TASK REQUIREMENTS
Duplicate the lines verbatim, from the first line through the line containing "y-tick-label-1: 1 — [92, 379, 100, 395]", both ends included.

RECORDED INFORMATION
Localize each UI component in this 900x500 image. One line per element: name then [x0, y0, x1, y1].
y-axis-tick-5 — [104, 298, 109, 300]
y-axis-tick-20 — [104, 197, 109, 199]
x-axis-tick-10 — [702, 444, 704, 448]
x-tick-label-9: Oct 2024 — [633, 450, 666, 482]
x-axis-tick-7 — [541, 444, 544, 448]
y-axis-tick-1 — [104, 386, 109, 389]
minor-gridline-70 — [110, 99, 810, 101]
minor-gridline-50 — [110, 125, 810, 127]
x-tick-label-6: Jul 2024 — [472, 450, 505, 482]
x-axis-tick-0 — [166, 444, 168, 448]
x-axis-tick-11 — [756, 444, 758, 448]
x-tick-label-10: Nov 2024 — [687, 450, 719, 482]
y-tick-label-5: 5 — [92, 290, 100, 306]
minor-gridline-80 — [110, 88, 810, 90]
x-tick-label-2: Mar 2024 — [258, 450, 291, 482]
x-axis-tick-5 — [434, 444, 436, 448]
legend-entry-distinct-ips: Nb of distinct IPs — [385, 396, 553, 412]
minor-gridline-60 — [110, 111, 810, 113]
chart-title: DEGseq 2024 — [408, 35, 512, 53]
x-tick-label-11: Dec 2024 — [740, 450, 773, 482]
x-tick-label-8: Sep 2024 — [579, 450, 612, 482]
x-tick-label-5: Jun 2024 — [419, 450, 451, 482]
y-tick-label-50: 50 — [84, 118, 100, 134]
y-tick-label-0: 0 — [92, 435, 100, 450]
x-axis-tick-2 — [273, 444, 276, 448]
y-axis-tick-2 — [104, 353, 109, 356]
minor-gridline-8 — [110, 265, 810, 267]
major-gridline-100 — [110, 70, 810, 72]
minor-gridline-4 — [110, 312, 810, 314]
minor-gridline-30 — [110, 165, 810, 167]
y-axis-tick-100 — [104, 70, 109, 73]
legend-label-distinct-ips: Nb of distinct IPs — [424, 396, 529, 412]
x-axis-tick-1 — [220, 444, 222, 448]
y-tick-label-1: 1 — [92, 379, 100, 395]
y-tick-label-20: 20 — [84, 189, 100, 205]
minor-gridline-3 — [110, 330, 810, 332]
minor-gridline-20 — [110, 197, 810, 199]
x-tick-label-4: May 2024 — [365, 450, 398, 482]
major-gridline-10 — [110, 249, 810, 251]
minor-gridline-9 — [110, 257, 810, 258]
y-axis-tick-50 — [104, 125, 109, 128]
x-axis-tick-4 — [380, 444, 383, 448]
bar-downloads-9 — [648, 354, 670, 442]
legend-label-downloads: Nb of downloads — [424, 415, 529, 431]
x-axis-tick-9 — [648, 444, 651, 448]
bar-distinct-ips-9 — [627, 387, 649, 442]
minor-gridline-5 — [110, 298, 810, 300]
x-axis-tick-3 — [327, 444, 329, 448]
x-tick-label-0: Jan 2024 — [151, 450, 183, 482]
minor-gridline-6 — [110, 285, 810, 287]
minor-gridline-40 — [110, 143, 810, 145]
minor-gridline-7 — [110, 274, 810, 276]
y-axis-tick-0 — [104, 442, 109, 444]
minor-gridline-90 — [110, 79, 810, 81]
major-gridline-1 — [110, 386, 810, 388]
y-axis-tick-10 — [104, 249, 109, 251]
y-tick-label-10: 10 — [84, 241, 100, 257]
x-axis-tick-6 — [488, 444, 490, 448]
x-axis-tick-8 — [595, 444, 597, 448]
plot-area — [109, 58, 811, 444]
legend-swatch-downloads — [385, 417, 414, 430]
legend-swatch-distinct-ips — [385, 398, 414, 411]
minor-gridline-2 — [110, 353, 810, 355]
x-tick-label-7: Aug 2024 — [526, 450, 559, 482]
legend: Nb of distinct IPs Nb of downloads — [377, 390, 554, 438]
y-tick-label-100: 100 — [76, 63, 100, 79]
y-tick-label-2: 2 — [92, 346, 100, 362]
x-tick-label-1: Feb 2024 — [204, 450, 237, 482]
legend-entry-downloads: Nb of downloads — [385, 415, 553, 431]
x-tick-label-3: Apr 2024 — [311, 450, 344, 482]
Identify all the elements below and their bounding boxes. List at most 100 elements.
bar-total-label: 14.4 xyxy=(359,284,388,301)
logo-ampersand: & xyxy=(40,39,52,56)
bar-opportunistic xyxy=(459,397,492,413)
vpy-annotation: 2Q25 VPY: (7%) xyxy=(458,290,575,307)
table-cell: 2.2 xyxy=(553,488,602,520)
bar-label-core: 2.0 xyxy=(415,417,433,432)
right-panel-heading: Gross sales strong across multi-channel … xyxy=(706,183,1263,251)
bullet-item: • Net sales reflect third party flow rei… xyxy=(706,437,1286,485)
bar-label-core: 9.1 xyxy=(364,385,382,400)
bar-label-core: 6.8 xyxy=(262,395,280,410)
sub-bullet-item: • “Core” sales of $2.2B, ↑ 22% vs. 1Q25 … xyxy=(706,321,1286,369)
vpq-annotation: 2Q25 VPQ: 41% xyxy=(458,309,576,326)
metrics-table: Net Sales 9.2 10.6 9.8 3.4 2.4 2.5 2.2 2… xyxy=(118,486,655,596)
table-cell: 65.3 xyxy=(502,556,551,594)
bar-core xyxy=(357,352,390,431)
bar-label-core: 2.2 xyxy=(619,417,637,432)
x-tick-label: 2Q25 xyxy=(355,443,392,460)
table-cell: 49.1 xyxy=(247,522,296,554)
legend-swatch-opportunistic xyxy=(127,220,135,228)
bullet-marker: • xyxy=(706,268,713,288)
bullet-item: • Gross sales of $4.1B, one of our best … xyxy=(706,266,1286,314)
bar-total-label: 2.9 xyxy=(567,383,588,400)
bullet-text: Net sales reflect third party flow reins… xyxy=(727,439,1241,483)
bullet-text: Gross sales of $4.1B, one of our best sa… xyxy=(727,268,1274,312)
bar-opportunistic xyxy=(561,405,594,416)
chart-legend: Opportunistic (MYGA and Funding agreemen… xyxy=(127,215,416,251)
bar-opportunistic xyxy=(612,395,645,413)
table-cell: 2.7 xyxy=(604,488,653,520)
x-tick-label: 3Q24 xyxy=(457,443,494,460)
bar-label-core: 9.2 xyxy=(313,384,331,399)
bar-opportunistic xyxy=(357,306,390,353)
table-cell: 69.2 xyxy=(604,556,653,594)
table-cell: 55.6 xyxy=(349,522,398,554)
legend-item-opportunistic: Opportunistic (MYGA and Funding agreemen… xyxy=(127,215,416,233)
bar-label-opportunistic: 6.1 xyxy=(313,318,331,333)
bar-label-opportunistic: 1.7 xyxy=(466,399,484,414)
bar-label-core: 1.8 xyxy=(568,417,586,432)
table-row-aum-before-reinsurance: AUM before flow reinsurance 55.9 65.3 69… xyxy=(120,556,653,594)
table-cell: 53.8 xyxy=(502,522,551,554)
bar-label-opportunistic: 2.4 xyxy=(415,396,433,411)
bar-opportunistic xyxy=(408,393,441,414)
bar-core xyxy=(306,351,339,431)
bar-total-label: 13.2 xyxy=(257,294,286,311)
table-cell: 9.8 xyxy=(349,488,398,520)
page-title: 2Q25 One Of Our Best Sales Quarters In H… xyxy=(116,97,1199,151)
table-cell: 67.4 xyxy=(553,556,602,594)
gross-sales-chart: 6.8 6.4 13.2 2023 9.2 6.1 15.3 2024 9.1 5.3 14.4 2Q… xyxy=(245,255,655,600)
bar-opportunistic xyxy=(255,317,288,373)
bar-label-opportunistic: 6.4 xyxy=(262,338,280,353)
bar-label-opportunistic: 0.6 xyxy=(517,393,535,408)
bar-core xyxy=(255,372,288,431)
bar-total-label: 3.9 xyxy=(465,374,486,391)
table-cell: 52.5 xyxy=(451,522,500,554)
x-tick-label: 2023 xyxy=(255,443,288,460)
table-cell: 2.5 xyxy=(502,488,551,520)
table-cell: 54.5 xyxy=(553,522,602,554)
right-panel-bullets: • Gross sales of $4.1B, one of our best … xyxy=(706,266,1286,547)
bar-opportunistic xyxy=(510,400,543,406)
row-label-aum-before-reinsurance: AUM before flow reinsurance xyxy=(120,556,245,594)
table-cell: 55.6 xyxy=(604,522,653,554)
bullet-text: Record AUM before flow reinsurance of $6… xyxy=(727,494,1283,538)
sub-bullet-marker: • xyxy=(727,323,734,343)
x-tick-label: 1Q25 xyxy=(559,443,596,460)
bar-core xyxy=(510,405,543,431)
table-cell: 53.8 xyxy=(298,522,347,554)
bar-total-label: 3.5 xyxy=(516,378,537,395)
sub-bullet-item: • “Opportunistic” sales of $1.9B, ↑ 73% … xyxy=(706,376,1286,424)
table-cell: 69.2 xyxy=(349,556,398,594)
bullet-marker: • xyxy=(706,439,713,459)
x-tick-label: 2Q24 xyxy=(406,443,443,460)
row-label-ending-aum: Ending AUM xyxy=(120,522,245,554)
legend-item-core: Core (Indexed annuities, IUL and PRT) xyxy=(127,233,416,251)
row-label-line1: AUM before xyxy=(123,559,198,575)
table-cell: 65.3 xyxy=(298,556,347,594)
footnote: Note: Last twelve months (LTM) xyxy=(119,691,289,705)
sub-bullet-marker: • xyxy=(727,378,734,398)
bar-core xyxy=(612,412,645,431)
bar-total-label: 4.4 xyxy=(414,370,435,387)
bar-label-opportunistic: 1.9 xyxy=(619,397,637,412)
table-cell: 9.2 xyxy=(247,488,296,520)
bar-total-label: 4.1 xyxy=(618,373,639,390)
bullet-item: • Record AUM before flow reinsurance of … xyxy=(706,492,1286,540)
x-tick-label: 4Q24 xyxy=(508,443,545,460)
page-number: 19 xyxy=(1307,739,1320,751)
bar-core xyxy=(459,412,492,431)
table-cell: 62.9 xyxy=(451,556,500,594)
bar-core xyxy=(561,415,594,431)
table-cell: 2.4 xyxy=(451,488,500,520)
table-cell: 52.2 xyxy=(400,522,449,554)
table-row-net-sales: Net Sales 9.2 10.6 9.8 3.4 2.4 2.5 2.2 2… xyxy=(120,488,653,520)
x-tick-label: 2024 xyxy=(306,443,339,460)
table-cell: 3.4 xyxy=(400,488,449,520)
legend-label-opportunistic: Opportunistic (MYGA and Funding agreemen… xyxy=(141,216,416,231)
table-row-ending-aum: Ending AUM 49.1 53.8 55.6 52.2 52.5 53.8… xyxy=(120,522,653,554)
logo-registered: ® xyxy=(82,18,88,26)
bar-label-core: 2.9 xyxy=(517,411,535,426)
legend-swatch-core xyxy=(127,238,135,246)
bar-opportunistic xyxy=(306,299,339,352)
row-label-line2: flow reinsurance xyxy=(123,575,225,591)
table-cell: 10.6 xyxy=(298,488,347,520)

REPLY
Localize each UI component in this 900x500 image. One line per element: name then [x0, y0, x1, y1].
y-axis-tick-5 — [104, 298, 109, 300]
y-axis-tick-20 — [104, 197, 109, 199]
x-axis-tick-10 — [702, 444, 704, 448]
x-tick-label-9: Oct 2024 — [633, 450, 666, 482]
x-axis-tick-7 — [541, 444, 544, 448]
y-axis-tick-1 — [104, 386, 109, 389]
minor-gridline-70 — [110, 99, 810, 101]
minor-gridline-50 — [110, 125, 810, 127]
x-tick-label-6: Jul 2024 — [472, 450, 505, 482]
x-axis-tick-0 — [166, 444, 168, 448]
x-axis-tick-11 — [756, 444, 758, 448]
x-tick-label-10: Nov 2024 — [687, 450, 719, 482]
y-tick-label-5: 5 — [92, 290, 100, 306]
minor-gridline-80 — [110, 88, 810, 90]
x-tick-label-2: Mar 2024 — [258, 450, 291, 482]
x-axis-tick-5 — [434, 444, 436, 448]
legend-entry-distinct-ips: Nb of distinct IPs — [385, 396, 553, 412]
minor-gridline-60 — [110, 111, 810, 113]
chart-title: DEGseq 2024 — [408, 35, 512, 53]
x-tick-label-11: Dec 2024 — [740, 450, 773, 482]
x-tick-label-8: Sep 2024 — [579, 450, 612, 482]
x-tick-label-5: Jun 2024 — [419, 450, 451, 482]
y-tick-label-50: 50 — [84, 118, 100, 134]
y-tick-label-0: 0 — [92, 435, 100, 450]
x-axis-tick-2 — [273, 444, 276, 448]
y-axis-tick-2 — [104, 353, 109, 356]
minor-gridline-8 — [110, 265, 810, 267]
major-gridline-100 — [110, 70, 810, 72]
minor-gridline-4 — [110, 312, 810, 314]
minor-gridline-30 — [110, 165, 810, 167]
y-axis-tick-100 — [104, 70, 109, 73]
legend-label-distinct-ips: Nb of distinct IPs — [424, 396, 529, 412]
x-axis-tick-1 — [220, 444, 222, 448]
y-tick-label-1: 1 — [92, 379, 100, 395]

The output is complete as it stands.